-- start INPUT --
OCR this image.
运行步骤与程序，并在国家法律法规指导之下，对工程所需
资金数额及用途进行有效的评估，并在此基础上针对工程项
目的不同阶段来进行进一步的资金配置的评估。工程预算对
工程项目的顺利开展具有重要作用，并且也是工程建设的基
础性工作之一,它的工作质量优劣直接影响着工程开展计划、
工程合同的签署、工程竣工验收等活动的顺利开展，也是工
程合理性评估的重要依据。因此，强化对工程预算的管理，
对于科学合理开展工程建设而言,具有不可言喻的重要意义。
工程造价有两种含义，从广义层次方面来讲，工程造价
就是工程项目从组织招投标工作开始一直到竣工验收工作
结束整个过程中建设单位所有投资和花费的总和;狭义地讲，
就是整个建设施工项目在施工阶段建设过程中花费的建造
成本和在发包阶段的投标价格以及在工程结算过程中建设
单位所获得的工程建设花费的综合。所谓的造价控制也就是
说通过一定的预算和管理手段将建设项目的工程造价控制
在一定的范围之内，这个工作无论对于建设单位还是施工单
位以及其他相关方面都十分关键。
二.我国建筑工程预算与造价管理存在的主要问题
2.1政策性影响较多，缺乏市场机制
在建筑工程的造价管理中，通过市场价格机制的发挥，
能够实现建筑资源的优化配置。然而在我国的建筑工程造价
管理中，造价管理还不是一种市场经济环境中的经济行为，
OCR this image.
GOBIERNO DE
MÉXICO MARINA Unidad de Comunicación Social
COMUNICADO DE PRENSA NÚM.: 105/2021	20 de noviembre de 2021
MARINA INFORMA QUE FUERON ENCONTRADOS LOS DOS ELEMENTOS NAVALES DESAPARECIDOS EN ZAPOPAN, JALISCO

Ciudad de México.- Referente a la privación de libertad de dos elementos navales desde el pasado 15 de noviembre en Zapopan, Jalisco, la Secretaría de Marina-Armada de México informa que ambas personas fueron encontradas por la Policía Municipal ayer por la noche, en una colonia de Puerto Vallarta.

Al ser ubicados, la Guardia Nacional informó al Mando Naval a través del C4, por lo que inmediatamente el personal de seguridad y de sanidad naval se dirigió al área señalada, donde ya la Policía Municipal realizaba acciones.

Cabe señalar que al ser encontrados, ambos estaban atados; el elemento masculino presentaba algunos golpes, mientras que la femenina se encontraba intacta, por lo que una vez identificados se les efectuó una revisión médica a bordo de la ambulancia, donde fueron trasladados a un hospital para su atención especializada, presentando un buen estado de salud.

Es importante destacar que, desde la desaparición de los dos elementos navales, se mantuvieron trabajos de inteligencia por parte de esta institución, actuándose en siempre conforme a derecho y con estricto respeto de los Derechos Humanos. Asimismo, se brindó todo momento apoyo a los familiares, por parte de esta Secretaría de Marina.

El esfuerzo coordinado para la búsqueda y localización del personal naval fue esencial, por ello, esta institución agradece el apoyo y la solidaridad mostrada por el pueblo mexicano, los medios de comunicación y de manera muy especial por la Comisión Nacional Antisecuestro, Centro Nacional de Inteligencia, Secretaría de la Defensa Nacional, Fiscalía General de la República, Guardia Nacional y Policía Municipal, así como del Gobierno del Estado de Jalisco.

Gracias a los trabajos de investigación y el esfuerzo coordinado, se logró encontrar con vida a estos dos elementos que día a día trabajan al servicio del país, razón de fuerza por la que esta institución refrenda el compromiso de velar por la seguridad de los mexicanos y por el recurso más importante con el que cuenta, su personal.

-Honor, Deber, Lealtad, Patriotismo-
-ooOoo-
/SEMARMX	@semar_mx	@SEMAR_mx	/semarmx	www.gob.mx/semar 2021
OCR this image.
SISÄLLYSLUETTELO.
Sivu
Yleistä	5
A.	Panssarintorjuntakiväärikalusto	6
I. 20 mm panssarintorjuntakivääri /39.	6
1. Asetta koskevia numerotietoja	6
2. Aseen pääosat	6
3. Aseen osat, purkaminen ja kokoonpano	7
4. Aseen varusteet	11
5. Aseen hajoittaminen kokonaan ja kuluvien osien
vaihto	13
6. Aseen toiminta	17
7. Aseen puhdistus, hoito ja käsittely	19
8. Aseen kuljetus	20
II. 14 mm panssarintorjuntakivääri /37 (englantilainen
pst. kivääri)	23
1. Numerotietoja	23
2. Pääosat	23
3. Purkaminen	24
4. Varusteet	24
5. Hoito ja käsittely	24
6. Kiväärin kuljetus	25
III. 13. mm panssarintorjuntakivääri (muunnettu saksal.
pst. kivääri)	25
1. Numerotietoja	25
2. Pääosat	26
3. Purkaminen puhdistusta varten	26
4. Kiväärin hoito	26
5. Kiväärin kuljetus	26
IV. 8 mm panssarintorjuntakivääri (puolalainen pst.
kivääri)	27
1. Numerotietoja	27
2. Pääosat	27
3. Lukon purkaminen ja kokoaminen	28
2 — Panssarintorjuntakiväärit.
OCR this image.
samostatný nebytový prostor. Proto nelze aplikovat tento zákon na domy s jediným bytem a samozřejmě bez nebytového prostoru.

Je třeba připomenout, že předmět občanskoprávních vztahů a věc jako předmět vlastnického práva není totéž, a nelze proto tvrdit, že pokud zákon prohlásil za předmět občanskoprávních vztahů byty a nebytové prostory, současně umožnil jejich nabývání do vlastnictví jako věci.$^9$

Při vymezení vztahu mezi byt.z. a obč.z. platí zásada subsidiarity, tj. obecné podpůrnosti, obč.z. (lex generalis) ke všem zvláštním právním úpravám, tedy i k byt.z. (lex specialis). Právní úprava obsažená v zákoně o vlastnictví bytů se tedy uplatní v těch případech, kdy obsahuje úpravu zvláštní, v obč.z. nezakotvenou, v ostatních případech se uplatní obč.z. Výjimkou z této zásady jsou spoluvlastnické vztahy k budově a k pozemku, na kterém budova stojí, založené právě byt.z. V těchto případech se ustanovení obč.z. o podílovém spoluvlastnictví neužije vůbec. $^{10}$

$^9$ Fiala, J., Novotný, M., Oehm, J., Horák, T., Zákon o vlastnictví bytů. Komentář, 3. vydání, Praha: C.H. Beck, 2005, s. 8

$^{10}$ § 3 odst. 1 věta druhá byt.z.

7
-- end INPUT --
Copy every line above that includes the string "kuljetus".

EXERCISE RESULT>
8. Aseen kuljetus	20
6. Kiväärin kuljetus	25
5. Kiväärin kuljetus	26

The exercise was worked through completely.